**DETALLES DEL EJERCICIO**
En el texto sobre El Código Da Vinci, ¿qué cargo tenía Jacques Saunière?

**BLOQUE DE TEXTO**
↓↓↓

A estas alturas dudo mucho de que alguien no sepa de qué va El Código, bien porque ya se lo haya leído, bien porque haya visto la película. Pero baste decir que el libro comenzaba con un asesinato, el del conservador del Louvre, Jacques Saunière, y con nuestro protagonista, Robert Langdon —profesor de iconología y simbología religiosa en Harvard—, en París y tras dar una conferencia, siendo el principal sospechoso. La historia pronto se complicaría y entrarían en escena otros personajes (Silas, Sophie Neuve, Fache, Aringarosa...), pero siempre manteniendo firme una premisa: nada es lo que parece. A partir de ahí, el esqueleto de la novela se presentaría como una suerte de thriller policiaco, con giros de guión y constantes sorpresas.

Y como libro de suspense, el libro cumplía con creces. Aunque en su último tramo daba la sensación de cierto atropello y de resolver las cosas de una manera un tanto apresurada —cierto enigma cuya solución residía en la lectura especular de su enunciado y cierta situación en el aeropuerto estaban muy por debajo del nivel de la novela—, solo por sus valores como relato de suspense el libro ya valdría la pena.

Sin embargo, el verdadero activo de la novela era la interpretación sugestiva que hacía del arte cristiano y la gran conspiración encerrada para ocultar el "verdadero" origen de la Iglesia Católica. Conspiración que entroncaría con el Patriarcado imperante en el desarrollo de la Historia Universal. Efectivamente, El Código Da Vinci era y es una lectura feminista.

"Sonrió, ausente. Los simbologistas solían comentar que Francia —un país conocido por sus machistas, sus mujeriegos y sus líderes bajitos y con complejo de inferioridad, como Napoleón o Pipino el Breve— no podía haber escogido mejor emblema nacional que un falo de trescientos metros de altura."

↑↑↑

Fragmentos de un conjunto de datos
↓↓↓

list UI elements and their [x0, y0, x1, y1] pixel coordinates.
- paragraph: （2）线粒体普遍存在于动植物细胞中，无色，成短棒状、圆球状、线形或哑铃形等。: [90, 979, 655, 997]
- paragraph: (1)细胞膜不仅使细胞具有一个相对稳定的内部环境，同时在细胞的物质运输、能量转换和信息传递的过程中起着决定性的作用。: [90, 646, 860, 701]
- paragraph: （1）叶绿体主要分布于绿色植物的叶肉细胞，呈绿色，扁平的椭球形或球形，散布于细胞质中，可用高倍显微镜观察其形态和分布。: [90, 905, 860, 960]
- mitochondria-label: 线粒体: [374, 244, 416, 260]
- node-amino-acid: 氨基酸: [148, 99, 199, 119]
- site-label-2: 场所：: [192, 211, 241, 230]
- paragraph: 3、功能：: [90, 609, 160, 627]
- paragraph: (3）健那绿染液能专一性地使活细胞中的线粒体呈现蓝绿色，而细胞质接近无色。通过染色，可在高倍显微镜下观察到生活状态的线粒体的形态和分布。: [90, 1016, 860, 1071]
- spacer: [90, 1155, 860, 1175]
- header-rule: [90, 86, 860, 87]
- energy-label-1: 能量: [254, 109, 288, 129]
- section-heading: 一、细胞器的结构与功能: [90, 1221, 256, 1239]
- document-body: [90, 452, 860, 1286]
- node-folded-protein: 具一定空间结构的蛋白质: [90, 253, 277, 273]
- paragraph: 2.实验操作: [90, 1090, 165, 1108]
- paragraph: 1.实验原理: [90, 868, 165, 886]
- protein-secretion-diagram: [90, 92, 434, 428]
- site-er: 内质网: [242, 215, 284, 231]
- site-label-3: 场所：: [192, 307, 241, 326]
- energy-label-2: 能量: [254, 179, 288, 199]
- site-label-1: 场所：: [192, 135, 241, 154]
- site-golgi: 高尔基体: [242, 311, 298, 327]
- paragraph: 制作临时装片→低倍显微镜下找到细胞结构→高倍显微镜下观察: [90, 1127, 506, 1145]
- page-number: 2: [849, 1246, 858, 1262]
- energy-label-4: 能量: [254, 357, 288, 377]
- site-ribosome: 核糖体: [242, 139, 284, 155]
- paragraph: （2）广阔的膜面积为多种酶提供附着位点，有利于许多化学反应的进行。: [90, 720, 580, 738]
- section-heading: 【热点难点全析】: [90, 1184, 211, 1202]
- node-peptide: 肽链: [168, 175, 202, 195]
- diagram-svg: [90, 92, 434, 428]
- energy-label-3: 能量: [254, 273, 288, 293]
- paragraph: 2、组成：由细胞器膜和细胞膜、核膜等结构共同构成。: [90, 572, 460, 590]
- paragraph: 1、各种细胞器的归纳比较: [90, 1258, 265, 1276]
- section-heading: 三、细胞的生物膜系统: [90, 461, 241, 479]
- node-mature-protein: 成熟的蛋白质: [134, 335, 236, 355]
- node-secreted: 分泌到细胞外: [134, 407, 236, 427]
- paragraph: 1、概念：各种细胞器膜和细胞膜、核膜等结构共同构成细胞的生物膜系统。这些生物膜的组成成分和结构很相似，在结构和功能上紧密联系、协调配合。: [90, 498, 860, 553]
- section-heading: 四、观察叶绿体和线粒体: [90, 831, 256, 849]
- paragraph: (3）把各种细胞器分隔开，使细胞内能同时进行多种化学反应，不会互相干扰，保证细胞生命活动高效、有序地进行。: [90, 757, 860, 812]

↑↑↑

**RESPUESTA ESCRITA**
Era el conservador del Louvre.